┌──

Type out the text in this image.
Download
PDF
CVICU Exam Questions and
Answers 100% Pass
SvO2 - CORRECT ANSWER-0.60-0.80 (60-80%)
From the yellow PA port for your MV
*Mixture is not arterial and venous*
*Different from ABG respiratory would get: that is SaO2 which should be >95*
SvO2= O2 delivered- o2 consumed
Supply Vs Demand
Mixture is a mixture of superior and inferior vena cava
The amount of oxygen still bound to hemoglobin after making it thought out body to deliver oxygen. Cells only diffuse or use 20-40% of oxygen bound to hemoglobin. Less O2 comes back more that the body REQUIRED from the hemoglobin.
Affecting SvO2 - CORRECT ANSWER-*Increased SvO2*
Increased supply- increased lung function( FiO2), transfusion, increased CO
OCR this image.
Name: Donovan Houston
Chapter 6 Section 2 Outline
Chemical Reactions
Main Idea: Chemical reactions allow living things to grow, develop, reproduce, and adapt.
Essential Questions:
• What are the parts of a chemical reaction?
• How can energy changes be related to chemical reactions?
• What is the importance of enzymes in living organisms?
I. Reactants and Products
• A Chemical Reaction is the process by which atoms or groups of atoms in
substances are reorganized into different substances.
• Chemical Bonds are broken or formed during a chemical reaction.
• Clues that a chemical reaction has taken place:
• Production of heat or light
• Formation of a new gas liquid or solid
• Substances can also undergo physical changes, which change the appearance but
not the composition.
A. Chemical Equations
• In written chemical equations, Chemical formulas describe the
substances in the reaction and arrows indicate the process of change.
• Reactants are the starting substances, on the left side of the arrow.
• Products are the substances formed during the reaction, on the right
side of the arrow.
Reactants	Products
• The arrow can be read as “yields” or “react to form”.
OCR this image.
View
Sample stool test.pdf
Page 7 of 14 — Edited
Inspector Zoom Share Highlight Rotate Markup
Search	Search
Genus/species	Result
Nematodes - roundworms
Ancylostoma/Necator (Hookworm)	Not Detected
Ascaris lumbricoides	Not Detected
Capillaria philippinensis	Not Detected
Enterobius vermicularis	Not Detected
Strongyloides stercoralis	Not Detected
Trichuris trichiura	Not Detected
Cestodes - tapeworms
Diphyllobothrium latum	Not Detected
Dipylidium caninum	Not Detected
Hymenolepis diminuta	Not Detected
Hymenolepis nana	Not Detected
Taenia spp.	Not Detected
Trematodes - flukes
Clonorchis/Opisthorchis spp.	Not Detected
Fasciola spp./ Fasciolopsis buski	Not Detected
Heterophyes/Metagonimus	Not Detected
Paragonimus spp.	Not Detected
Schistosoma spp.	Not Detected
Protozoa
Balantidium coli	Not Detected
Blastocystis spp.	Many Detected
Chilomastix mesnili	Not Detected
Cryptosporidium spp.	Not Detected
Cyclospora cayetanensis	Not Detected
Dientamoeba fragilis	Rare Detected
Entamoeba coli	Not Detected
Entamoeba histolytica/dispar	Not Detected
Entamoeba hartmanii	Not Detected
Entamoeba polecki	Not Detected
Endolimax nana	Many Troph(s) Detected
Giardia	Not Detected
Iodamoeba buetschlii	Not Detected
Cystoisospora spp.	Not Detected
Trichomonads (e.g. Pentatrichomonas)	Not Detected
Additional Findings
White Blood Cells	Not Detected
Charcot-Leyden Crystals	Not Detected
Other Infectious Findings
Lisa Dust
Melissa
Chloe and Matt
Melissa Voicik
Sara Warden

└──

#### [Activity]
Look through the records and copy down every line that holds "during".

#### [Task response]
• Chemical Bonds are broken or formed during a chemical reaction.
• Products are the substances formed during the reaction, on the right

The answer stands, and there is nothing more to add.